◆ CHALLENGE:
Copy out the entries in full and with complete accuracy; pictures are excluded.

==== DATA TO PROCESS ====

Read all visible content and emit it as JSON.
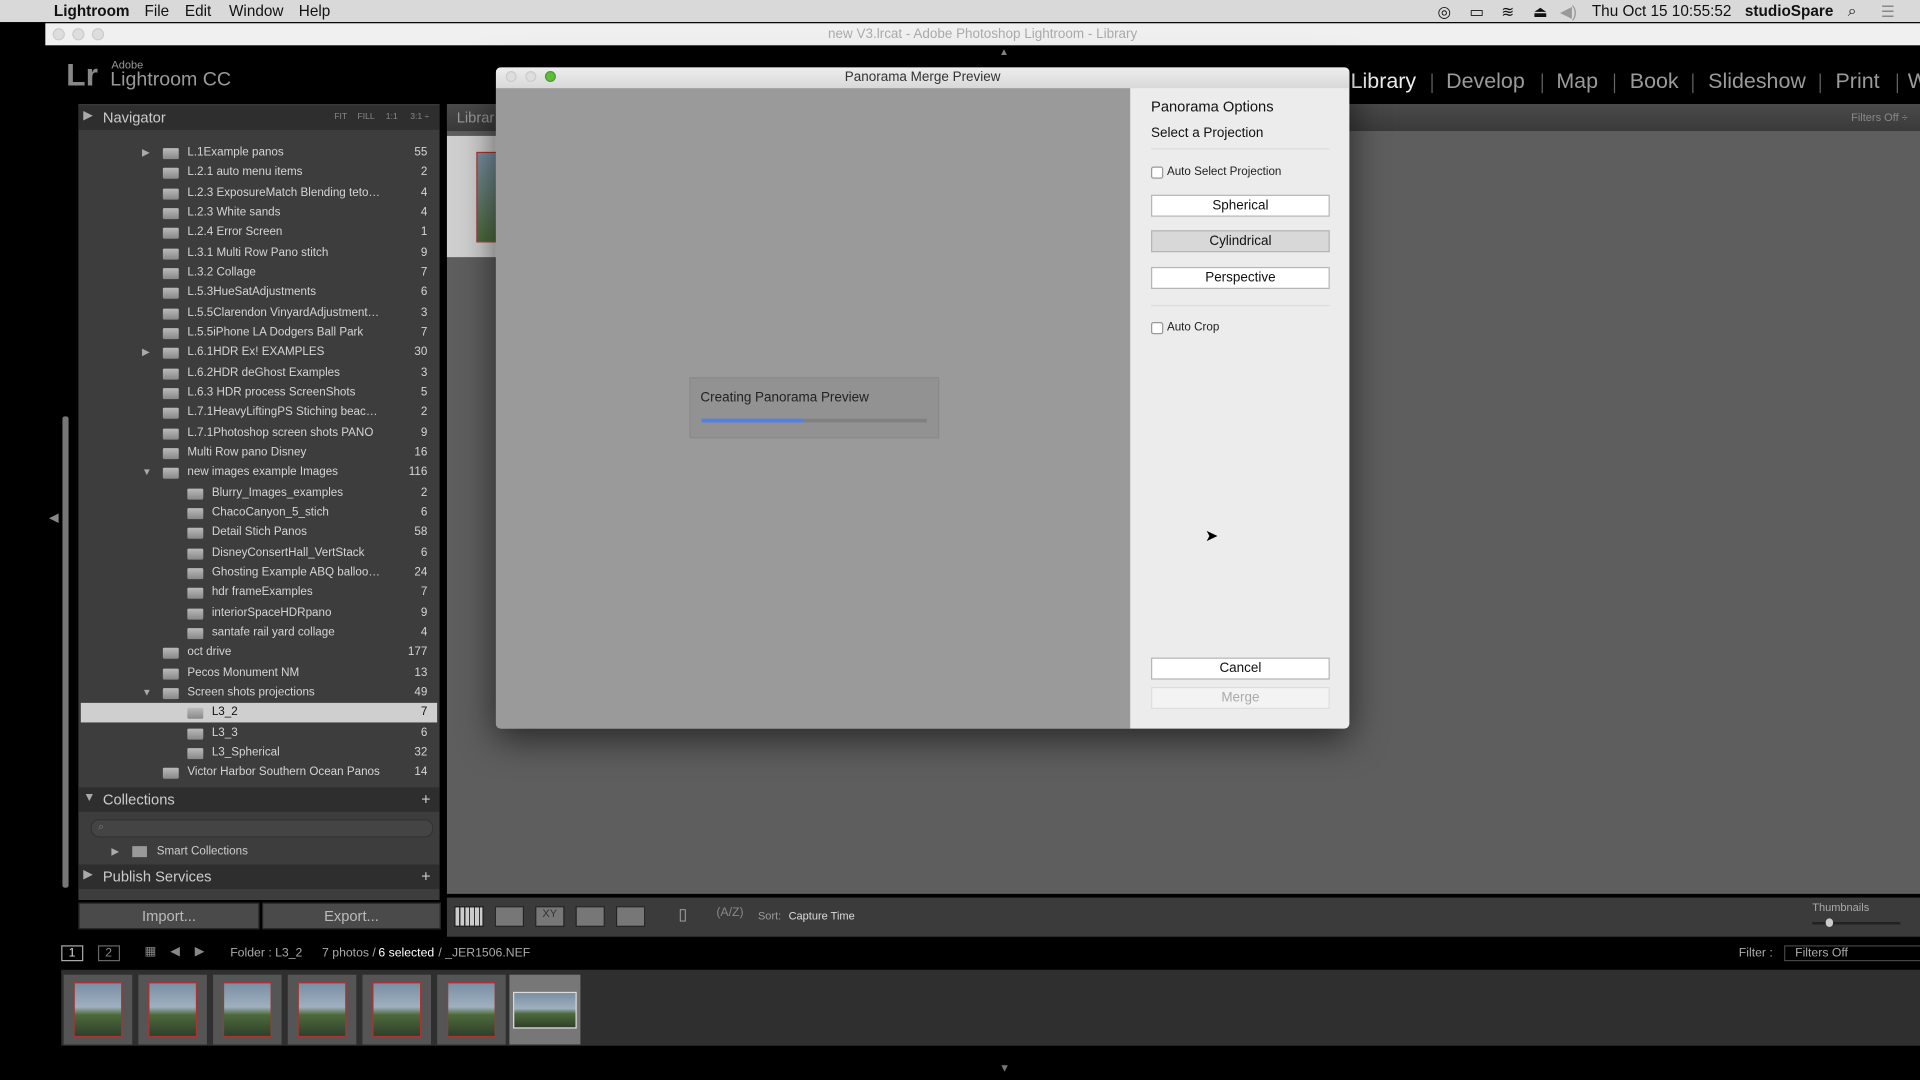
{
  "menubar": {
    "app": "Lightroom",
    "items": [
      "File",
      "Edit",
      "Window",
      "Help"
    ],
    "clock": "Thu Oct 15  10:55:52",
    "user": "studioSpare"
  },
  "window": {
    "title": "new V3.lrcat - Adobe Photoshop Lightroom - Library"
  },
  "logo": {
    "adobe": "Adobe",
    "product": "Lightroom CC",
    "mark": "Lr"
  },
  "modules": [
    "Library",
    "Develop",
    "Map",
    "Book",
    "Slideshow",
    "Print",
    "W"
  ],
  "navigator": {
    "title": "Navigator",
    "zoom": [
      "FIT",
      "FILL",
      "1:1",
      "3:1 ÷"
    ]
  },
  "library_tab": "Librar",
  "filters_off_top": "Filters Off ÷",
  "folders": [
    {
      "name": "L.1Example panos",
      "count": "55",
      "level": 0,
      "arrow": "right"
    },
    {
      "name": "L.2.1 auto menu items",
      "count": "2",
      "level": 0
    },
    {
      "name": "L.2.3 ExposureMatch Blending teto…",
      "count": "4",
      "level": 0
    },
    {
      "name": "L.2.3 White sands",
      "count": "4",
      "level": 0
    },
    {
      "name": "L.2.4 Error Screen",
      "count": "1",
      "level": 0
    },
    {
      "name": "L.3.1 Multi Row Pano stitch",
      "count": "9",
      "level": 0
    },
    {
      "name": "L.3.2 Collage",
      "count": "7",
      "level": 0
    },
    {
      "name": "L.5.3HueSatAdjustments",
      "count": "6",
      "level": 0
    },
    {
      "name": "L.5.5Clarendon VinyardAdjustment…",
      "count": "3",
      "level": 0
    },
    {
      "name": "L.5.5iPhone LA Dodgers Ball Park",
      "count": "7",
      "level": 0
    },
    {
      "name": "L.6.1HDR Ex! EXAMPLES",
      "count": "30",
      "level": 0,
      "arrow": "right"
    },
    {
      "name": "L.6.2HDR deGhost Examples",
      "count": "3",
      "level": 0
    },
    {
      "name": "L.6.3 HDR process ScreenShots",
      "count": "5",
      "level": 0
    },
    {
      "name": "L.7.1HeavyLiftingPS Stiching beac…",
      "count": "2",
      "level": 0
    },
    {
      "name": "L.7.1Photoshop screen shots PANO",
      "count": "9",
      "level": 0
    },
    {
      "name": "Multi Row pano Disney",
      "count": "16",
      "level": 0
    },
    {
      "name": "new images example Images",
      "count": "116",
      "level": 0,
      "arrow": "down"
    },
    {
      "name": "Blurry_Images_examples",
      "count": "2",
      "level": 1
    },
    {
      "name": "ChacoCanyon_5_stich",
      "count": "6",
      "level": 1
    },
    {
      "name": "Detail Stich Panos",
      "count": "58",
      "level": 1
    },
    {
      "name": "DisneyConsertHall_VertStack",
      "count": "6",
      "level": 1
    },
    {
      "name": "Ghosting Example ABQ balloo…",
      "count": "24",
      "level": 1
    },
    {
      "name": "hdr frameExamples",
      "count": "7",
      "level": 1
    },
    {
      "name": "interiorSpaceHDRpano",
      "count": "9",
      "level": 1
    },
    {
      "name": "santafe rail yard collage",
      "count": "4",
      "level": 1
    },
    {
      "name": "oct drive",
      "count": "177",
      "level": 0
    },
    {
      "name": "Pecos Monument NM",
      "count": "13",
      "level": 0
    },
    {
      "name": "Screen shots projections",
      "count": "49",
      "level": 0,
      "arrow": "down"
    },
    {
      "name": "L3_2",
      "count": "7",
      "level": 1,
      "selected": true
    },
    {
      "name": "L3_3",
      "count": "6",
      "level": 1
    },
    {
      "name": "L3_Spherical",
      "count": "32",
      "level": 1
    },
    {
      "name": "Victor Harbor Southern Ocean Panos",
      "count": "14",
      "level": 0
    }
  ],
  "collections": {
    "title": "Collections",
    "smart": "Smart Collections"
  },
  "publish": {
    "title": "Publish Services"
  },
  "buttons": {
    "import": "Import...",
    "export": "Export..."
  },
  "toolbar": {
    "sort_label": "Sort:",
    "sort_value": "Capture Time",
    "thumbnails": "Thumbnails",
    "thumbnail_level": 0.15
  },
  "filmbar": {
    "page1": "1",
    "page2": "2",
    "folder": "Folder : L3_2",
    "photos": "7 photos /",
    "selected": "6 selected",
    "file": "/ _JER1506.NEF",
    "filter_label": "Filter :",
    "filter_value": "Filters Off"
  },
  "dialog": {
    "title": "Panorama Merge Preview",
    "options_title": "Panorama Options",
    "projection_title": "Select a Projection",
    "auto_select": "Auto Select Projection",
    "projections": [
      "Spherical",
      "Cylindrical",
      "Perspective"
    ],
    "selected_projection": "Cylindrical",
    "auto_crop": "Auto Crop",
    "cancel": "Cancel",
    "merge": "Merge",
    "progress_text": "Creating Panorama Preview",
    "progress": 0.45,
    "progress_color": "#4f7ff0"
  }
}
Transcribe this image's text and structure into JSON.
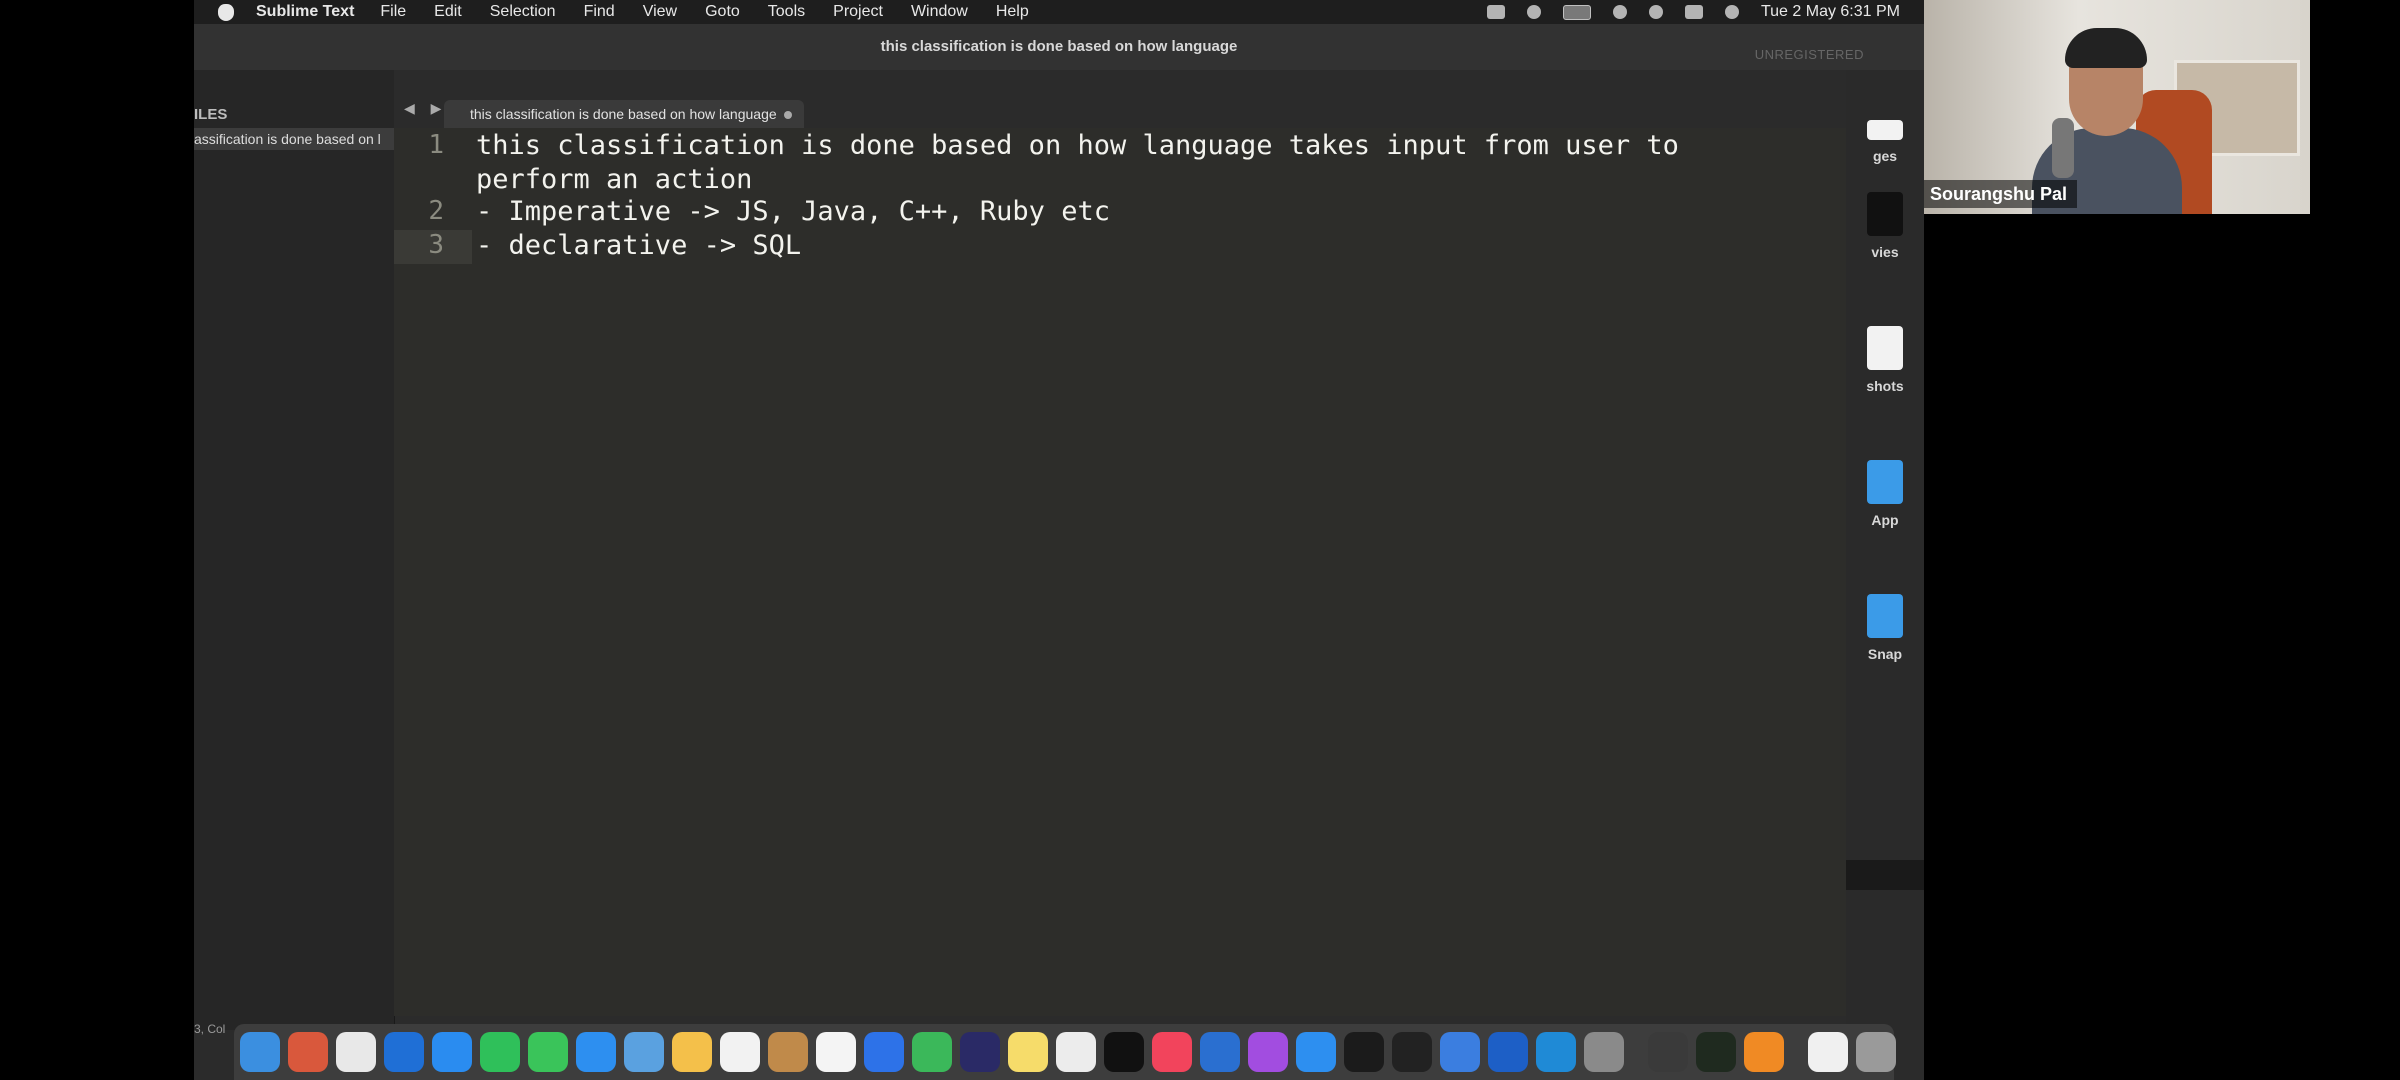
{
  "menubar": {
    "app_name": "Sublime Text",
    "menus": [
      "File",
      "Edit",
      "Selection",
      "Find",
      "View",
      "Goto",
      "Tools",
      "Project",
      "Window",
      "Help"
    ],
    "datetime": "Tue 2 May  6:31 PM"
  },
  "window": {
    "title": "this classification is done based on how language",
    "unregistered": "UNREGISTERED"
  },
  "sidebar": {
    "heading": "ILES",
    "file_item": "assification is done based on l",
    "status_text": "3, Col"
  },
  "tab": {
    "label": "this classification is done based on how language",
    "nav_arrows": "◀ ▶"
  },
  "editor": {
    "line_numbers": [
      "1",
      "2",
      "3"
    ],
    "lines": [
      "this classification is done based on how language takes input from user to",
      "perform an action",
      "- Imperative -> JS, Java, C++, Ruby etc",
      "- declarative -> SQL"
    ]
  },
  "desktop": {
    "items": [
      "ges",
      "vies",
      "shots",
      "App",
      "Snap"
    ]
  },
  "webcam": {
    "participant_name": "Sourangshu Pal"
  },
  "colors": {
    "editor_bg": "#2d2d2a",
    "folder_blue": "#3b9be8"
  }
}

====

◆ SOLUTION TO THIS TASK:
Read all visible content and emit it as JSON.
{
  "menubar": {
    "app": "Lightroom",
    "items": [
      "File",
      "Edit",
      "Window",
      "Help"
    ],
    "clock": "Thu Oct 15  10:55:52",
    "user": "studioSpare"
  },
  "window": {
    "title": "new V3.lrcat - Adobe Photoshop Lightroom - Library"
  },
  "logo": {
    "adobe": "Adobe",
    "product": "Lightroom CC",
    "mark": "Lr"
  },
  "modules": [
    "Library",
    "Develop",
    "Map",
    "Book",
    "Slideshow",
    "Print",
    "W"
  ],
  "navigator": {
    "title": "Navigator",
    "zoom": [
      "FIT",
      "FILL",
      "1:1",
      "3:1 ÷"
    ]
  },
  "library_tab": "Librar",
  "filters_off_top": "Filters Off ÷",
  "folders": [
    {
      "name": "L.1Example panos",
      "count": "55",
      "level": 0,
      "arrow": "right"
    },
    {
      "name": "L.2.1 auto menu items",
      "count": "2",
      "level": 0
    },
    {
      "name": "L.2.3 ExposureMatch Blending teto…",
      "count": "4",
      "level": 0
    },
    {
      "name": "L.2.3 White sands",
      "count": "4",
      "level": 0
    },
    {
      "name": "L.2.4 Error Screen",
      "count": "1",
      "level": 0
    },
    {
      "name": "L.3.1 Multi Row Pano stitch",
      "count": "9",
      "level": 0
    },
    {
      "name": "L.3.2 Collage",
      "count": "7",
      "level": 0
    },
    {
      "name": "L.5.3HueSatAdjustments",
      "count": "6",
      "level": 0
    },
    {
      "name": "L.5.5Clarendon VinyardAdjustment…",
      "count": "3",
      "level": 0
    },
    {
      "name": "L.5.5iPhone LA Dodgers Ball Park",
      "count": "7",
      "level": 0
    },
    {
      "name": "L.6.1HDR Ex! EXAMPLES",
      "count": "30",
      "level": 0,
      "arrow": "right"
    },
    {
      "name": "L.6.2HDR deGhost Examples",
      "count": "3",
      "level": 0
    },
    {
      "name": "L.6.3 HDR process ScreenShots",
      "count": "5",
      "level": 0
    },
    {
      "name": "L.7.1HeavyLiftingPS Stiching beac…",
      "count": "2",
      "level": 0
    },
    {
      "name": "L.7.1Photoshop screen shots PANO",
      "count": "9",
      "level": 0
    },
    {
      "name": "Multi Row pano Disney",
      "count": "16",
      "level": 0
    },
    {
      "name": "new images example Images",
      "count": "116",
      "level": 0,
      "arrow": "down"
    },
    {
      "name": "Blurry_Images_examples",
      "count": "2",
      "level": 1
    },
    {
      "name": "ChacoCanyon_5_stich",
      "count": "6",
      "level": 1
    },
    {
      "name": "Detail Stich Panos",
      "count": "58",
      "level": 1
    },
    {
      "name": "DisneyConsertHall_VertStack",
      "count": "6",
      "level": 1
    },
    {
      "name": "Ghosting Example ABQ balloo…",
      "count": "24",
      "level": 1
    },
    {
      "name": "hdr frameExamples",
      "count": "7",
      "level": 1
    },
    {
      "name": "interiorSpaceHDRpano",
      "count": "9",
      "level": 1
    },
    {
      "name": "santafe rail yard collage",
      "count": "4",
      "level": 1
    },
    {
      "name": "oct drive",
      "count": "177",
      "level": 0
    },
    {
      "name": "Pecos Monument NM",
      "count": "13",
      "level": 0
    },
    {
      "name": "Screen shots projections",
      "count": "49",
      "level": 0,
      "arrow": "down"
    },
    {
      "name": "L3_2",
      "count": "7",
      "level": 1,
      "selected": true
    },
    {
      "name": "L3_3",
      "count": "6",
      "level": 1
    },
    {
      "name": "L3_Spherical",
      "count": "32",
      "level": 1
    },
    {
      "name": "Victor Harbor Southern Ocean Panos",
      "count": "14",
      "level": 0
    }
  ],
  "collections": {
    "title": "Collections",
    "smart": "Smart Collections"
  },
  "publish": {
    "title": "Publish Services"
  },
  "buttons": {
    "import": "Import...",
    "export": "Export..."
  },
  "toolbar": {
    "sort_label": "Sort:",
    "sort_value": "Capture Time",
    "thumbnails": "Thumbnails",
    "thumbnail_level": 0.15
  },
  "filmbar": {
    "page1": "1",
    "page2": "2",
    "folder": "Folder : L3_2",
    "photos": "7 photos /",
    "selected": "6 selected",
    "file": "/ _JER1506.NEF",
    "filter_label": "Filter :",
    "filter_value": "Filters Off"
  },
  "dialog": {
    "title": "Panorama Merge Preview",
    "options_title": "Panorama Options",
    "projection_title": "Select a Projection",
    "auto_select": "Auto Select Projection",
    "projections": [
      "Spherical",
      "Cylindrical",
      "Perspective"
    ],
    "selected_projection": "Cylindrical",
    "auto_crop": "Auto Crop",
    "cancel": "Cancel",
    "merge": "Merge",
    "progress_text": "Creating Panorama Preview",
    "progress": 0.45,
    "progress_color": "#4f7ff0"
  }
}
Transcribe this image's text and structure into JSON.
{
  "menubar": {
    "app_name": "Sublime Text",
    "menus": [
      "File",
      "Edit",
      "Selection",
      "Find",
      "View",
      "Goto",
      "Tools",
      "Project",
      "Window",
      "Help"
    ],
    "datetime": "Tue 2 May  6:31 PM"
  },
  "window": {
    "title": "this classification is done based on how language",
    "unregistered": "UNREGISTERED"
  },
  "sidebar": {
    "heading": "ILES",
    "file_item": "assification is done based on l",
    "status_text": "3, Col"
  },
  "tab": {
    "label": "this classification is done based on how language",
    "nav_arrows": "◀ ▶"
  },
  "editor": {
    "line_numbers": [
      "1",
      "2",
      "3"
    ],
    "lines": [
      "this classification is done based on how language takes input from user to",
      "perform an action",
      "- Imperative -> JS, Java, C++, Ruby etc",
      "- declarative -> SQL"
    ]
  },
  "desktop": {
    "items": [
      "ges",
      "vies",
      "shots",
      "App",
      "Snap"
    ]
  },
  "webcam": {
    "participant_name": "Sourangshu Pal"
  },
  "colors": {
    "editor_bg": "#2d2d2a",
    "folder_blue": "#3b9be8"
  }
}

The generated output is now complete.